- **Data section**:
------

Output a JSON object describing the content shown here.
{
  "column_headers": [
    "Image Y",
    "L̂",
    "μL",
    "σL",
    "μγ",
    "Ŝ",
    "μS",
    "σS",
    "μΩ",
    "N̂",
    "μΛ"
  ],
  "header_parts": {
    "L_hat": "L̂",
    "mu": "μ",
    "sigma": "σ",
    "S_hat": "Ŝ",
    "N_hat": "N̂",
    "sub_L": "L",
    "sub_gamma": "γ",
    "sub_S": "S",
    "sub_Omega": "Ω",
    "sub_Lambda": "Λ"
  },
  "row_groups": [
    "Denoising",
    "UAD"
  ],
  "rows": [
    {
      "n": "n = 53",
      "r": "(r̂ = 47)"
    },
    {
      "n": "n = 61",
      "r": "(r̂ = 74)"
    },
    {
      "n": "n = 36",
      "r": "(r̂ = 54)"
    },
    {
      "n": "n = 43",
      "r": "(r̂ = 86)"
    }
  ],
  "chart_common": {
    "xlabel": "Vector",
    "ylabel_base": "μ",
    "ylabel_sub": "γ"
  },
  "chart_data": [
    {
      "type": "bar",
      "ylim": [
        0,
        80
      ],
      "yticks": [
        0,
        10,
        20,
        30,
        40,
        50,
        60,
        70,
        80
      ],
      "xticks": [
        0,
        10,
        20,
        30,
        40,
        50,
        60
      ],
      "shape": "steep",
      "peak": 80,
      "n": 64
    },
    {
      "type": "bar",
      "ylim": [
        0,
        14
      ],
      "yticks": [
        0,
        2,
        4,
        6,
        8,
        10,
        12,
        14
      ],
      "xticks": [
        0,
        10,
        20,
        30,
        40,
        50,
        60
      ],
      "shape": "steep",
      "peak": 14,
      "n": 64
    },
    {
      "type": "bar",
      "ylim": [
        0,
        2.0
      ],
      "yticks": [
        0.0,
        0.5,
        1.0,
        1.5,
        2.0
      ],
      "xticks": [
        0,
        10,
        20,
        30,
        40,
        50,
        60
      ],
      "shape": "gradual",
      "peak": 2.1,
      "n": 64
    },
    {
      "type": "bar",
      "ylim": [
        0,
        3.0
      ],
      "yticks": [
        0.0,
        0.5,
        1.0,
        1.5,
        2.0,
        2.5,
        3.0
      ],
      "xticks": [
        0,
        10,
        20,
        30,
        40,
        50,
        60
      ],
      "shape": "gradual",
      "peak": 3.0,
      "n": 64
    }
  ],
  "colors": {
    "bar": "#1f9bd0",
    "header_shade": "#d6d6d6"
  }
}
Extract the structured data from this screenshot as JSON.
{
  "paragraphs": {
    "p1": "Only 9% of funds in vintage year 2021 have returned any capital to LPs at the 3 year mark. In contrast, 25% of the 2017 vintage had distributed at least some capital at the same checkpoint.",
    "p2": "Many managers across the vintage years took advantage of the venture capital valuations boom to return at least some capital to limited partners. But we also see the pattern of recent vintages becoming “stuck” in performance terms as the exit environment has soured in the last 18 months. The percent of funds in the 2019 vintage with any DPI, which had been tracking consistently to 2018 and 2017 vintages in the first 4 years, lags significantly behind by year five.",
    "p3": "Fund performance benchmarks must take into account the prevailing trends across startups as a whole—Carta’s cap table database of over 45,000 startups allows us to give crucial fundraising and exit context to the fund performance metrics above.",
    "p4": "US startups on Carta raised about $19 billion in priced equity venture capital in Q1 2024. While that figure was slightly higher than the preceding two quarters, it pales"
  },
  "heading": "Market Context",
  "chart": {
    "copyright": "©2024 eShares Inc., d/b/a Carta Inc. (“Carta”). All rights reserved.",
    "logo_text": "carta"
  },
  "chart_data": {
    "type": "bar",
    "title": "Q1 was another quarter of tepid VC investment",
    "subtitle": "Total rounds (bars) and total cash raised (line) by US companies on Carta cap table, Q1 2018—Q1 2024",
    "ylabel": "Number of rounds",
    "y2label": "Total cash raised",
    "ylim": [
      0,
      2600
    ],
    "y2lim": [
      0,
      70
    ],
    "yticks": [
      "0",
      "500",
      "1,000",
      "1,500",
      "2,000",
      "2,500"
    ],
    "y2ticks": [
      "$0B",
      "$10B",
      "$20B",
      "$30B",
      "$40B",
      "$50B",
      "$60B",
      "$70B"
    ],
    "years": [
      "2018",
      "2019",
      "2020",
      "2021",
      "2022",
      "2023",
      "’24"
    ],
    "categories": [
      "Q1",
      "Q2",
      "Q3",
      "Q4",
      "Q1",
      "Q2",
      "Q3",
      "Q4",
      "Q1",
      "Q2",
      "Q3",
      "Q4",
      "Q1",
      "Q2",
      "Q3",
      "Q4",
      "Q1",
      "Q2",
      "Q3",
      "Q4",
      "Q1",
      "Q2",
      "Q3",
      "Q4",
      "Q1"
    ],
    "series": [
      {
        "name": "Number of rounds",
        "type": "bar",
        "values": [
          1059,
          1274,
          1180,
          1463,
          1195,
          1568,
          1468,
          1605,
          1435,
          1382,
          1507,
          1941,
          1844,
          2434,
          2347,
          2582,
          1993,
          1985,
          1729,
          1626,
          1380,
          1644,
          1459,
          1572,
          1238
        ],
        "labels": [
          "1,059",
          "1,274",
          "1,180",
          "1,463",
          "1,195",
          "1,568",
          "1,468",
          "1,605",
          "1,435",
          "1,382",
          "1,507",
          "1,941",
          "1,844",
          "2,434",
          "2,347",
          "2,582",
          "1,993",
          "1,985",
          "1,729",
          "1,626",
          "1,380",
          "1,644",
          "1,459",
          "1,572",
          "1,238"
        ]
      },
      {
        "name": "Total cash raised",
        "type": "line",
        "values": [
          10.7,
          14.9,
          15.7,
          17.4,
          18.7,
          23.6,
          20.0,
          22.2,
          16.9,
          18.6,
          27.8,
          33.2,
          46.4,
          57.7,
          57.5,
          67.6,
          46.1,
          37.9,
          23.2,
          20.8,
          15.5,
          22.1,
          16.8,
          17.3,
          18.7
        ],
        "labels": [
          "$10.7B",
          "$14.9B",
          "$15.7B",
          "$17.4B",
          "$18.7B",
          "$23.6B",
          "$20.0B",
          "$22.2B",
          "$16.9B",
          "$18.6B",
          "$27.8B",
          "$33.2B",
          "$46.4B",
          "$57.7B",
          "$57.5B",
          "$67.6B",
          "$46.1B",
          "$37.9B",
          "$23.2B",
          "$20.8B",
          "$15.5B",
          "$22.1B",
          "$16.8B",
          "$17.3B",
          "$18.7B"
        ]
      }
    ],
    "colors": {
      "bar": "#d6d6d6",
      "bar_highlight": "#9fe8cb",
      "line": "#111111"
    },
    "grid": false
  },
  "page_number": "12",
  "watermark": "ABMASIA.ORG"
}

------

Write down every line of the data above that includes the string "funds".

- **Written solution**:
    "p1": "Only 9% of funds in vintage year 2021 have returned any capital to LPs at the 3 year mark. In contrast, 25% of the 2017 vintage had distributed at least some capital at the same checkpoint.",
    "p2": "Many managers across the vintage years took advantage of the venture capital valuations boom to return at least some capital to limited partners. But we also see the pattern of recent vintages becoming “stuck” in performance terms as the exit environment has soured in the last 18 months. The percent of funds in the 2019 vintage with any DPI, which had been tracking consistently to 2018 and 2017 vintages in the first 4 years, lags significantly behind by year five.",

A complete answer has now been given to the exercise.